Give the data again, word for word.
## START Given records
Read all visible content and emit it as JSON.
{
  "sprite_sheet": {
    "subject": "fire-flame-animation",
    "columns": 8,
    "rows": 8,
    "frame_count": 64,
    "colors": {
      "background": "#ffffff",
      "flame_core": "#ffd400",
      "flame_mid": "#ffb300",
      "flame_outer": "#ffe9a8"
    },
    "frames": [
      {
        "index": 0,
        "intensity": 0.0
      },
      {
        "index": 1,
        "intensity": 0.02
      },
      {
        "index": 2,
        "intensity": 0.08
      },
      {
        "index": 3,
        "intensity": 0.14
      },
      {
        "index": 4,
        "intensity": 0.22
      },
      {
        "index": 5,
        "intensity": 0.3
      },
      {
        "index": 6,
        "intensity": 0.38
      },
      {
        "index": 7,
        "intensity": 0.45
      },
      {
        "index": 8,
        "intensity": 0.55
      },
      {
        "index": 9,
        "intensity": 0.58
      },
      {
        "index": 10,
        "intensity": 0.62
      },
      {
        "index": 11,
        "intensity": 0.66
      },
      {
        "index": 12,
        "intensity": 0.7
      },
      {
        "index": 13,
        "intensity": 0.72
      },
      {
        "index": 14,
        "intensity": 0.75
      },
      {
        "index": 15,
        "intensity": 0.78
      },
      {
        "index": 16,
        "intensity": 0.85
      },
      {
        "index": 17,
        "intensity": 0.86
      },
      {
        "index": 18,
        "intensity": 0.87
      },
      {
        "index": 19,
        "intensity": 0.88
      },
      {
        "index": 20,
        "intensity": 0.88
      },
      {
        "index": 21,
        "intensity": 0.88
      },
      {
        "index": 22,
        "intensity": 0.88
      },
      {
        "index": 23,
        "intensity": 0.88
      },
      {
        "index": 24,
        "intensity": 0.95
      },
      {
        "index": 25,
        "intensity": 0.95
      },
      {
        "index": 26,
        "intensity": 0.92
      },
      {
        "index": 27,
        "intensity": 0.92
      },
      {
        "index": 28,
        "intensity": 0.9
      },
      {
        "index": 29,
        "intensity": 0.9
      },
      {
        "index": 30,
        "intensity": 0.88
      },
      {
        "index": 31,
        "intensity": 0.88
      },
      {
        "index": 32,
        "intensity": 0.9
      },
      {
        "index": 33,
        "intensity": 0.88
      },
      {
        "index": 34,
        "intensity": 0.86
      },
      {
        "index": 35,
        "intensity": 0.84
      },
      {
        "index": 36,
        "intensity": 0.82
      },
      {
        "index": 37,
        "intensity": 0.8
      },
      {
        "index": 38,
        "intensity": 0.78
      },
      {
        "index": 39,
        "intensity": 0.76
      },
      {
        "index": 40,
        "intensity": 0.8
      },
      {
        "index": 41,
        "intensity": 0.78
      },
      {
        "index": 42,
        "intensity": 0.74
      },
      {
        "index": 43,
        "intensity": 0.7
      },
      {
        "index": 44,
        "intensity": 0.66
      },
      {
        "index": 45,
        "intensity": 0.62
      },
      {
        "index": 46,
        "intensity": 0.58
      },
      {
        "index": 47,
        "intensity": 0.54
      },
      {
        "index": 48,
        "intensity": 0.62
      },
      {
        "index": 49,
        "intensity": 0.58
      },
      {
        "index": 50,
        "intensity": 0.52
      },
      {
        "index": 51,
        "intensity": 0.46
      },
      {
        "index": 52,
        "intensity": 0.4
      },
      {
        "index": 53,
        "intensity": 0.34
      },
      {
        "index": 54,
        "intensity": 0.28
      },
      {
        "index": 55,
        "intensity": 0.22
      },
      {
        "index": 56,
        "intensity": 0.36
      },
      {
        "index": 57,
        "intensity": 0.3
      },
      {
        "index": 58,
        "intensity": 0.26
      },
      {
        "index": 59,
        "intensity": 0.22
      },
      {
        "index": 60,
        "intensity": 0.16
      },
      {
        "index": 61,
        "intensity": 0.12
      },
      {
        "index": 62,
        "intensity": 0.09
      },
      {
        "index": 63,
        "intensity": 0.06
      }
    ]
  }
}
## END Given records
Solution for this task:
Read all visible content and emit it as JSON.
{
  "sprite_sheet": {
    "subject": "fire-flame-animation",
    "columns": 8,
    "rows": 8,
    "frame_count": 64,
    "colors": {
      "background": "#ffffff",
      "flame_core": "#ffd400",
      "flame_mid": "#ffb300",
      "flame_outer": "#ffe9a8"
    },
    "frames": [
      {
        "index": 0,
        "intensity": 0.0
      },
      {
        "index": 1,
        "intensity": 0.02
      },
      {
        "index": 2,
        "intensity": 0.08
      },
      {
        "index": 3,
        "intensity": 0.14
      },
      {
        "index": 4,
        "intensity": 0.22
      },
      {
        "index": 5,
        "intensity": 0.3
      },
      {
        "index": 6,
        "intensity": 0.38
      },
      {
        "index": 7,
        "intensity": 0.45
      },
      {
        "index": 8,
        "intensity": 0.55
      },
      {
        "index": 9,
        "intensity": 0.58
      },
      {
        "index": 10,
        "intensity": 0.62
      },
      {
        "index": 11,
        "intensity": 0.66
      },
      {
        "index": 12,
        "intensity": 0.7
      },
      {
        "index": 13,
        "intensity": 0.72
      },
      {
        "index": 14,
        "intensity": 0.75
      },
      {
        "index": 15,
        "intensity": 0.78
      },
      {
        "index": 16,
        "intensity": 0.85
      },
      {
        "index": 17,
        "intensity": 0.86
      },
      {
        "index": 18,
        "intensity": 0.87
      },
      {
        "index": 19,
        "intensity": 0.88
      },
      {
        "index": 20,
        "intensity": 0.88
      },
      {
        "index": 21,
        "intensity": 0.88
      },
      {
        "index": 22,
        "intensity": 0.88
      },
      {
        "index": 23,
        "intensity": 0.88
      },
      {
        "index": 24,
        "intensity": 0.95
      },
      {
        "index": 25,
        "intensity": 0.95
      },
      {
        "index": 26,
        "intensity": 0.92
      },
      {
        "index": 27,
        "intensity": 0.92
      },
      {
        "index": 28,
        "intensity": 0.9
      },
      {
        "index": 29,
        "intensity": 0.9
      },
      {
        "index": 30,
        "intensity": 0.88
      },
      {
        "index": 31,
        "intensity": 0.88
      },
      {
        "index": 32,
        "intensity": 0.9
      },
      {
        "index": 33,
        "intensity": 0.88
      },
      {
        "index": 34,
        "intensity": 0.86
      },
      {
        "index": 35,
        "intensity": 0.84
      },
      {
        "index": 36,
        "intensity": 0.82
      },
      {
        "index": 37,
        "intensity": 0.8
      },
      {
        "index": 38,
        "intensity": 0.78
      },
      {
        "index": 39,
        "intensity": 0.76
      },
      {
        "index": 40,
        "intensity": 0.8
      },
      {
        "index": 41,
        "intensity": 0.78
      },
      {
        "index": 42,
        "intensity": 0.74
      },
      {
        "index": 43,
        "intensity": 0.7
      },
      {
        "index": 44,
        "intensity": 0.66
      },
      {
        "index": 45,
        "intensity": 0.62
      },
      {
        "index": 46,
        "intensity": 0.58
      },
      {
        "index": 47,
        "intensity": 0.54
      },
      {
        "index": 48,
        "intensity": 0.62
      },
      {
        "index": 49,
        "intensity": 0.58
      },
      {
        "index": 50,
        "intensity": 0.52
      },
      {
        "index": 51,
        "intensity": 0.46
      },
      {
        "index": 52,
        "intensity": 0.4
      },
      {
        "index": 53,
        "intensity": 0.34
      },
      {
        "index": 54,
        "intensity": 0.28
      },
      {
        "index": 55,
        "intensity": 0.22
      },
      {
        "index": 56,
        "intensity": 0.36
      },
      {
        "index": 57,
        "intensity": 0.3
      },
      {
        "index": 58,
        "intensity": 0.26
      },
      {
        "index": 59,
        "intensity": 0.22
      },
      {
        "index": 60,
        "intensity": 0.16
      },
      {
        "index": 61,
        "intensity": 0.12
      },
      {
        "index": 62,
        "intensity": 0.09
      },
      {
        "index": 63,
        "intensity": 0.06
      }
    ]
  }
}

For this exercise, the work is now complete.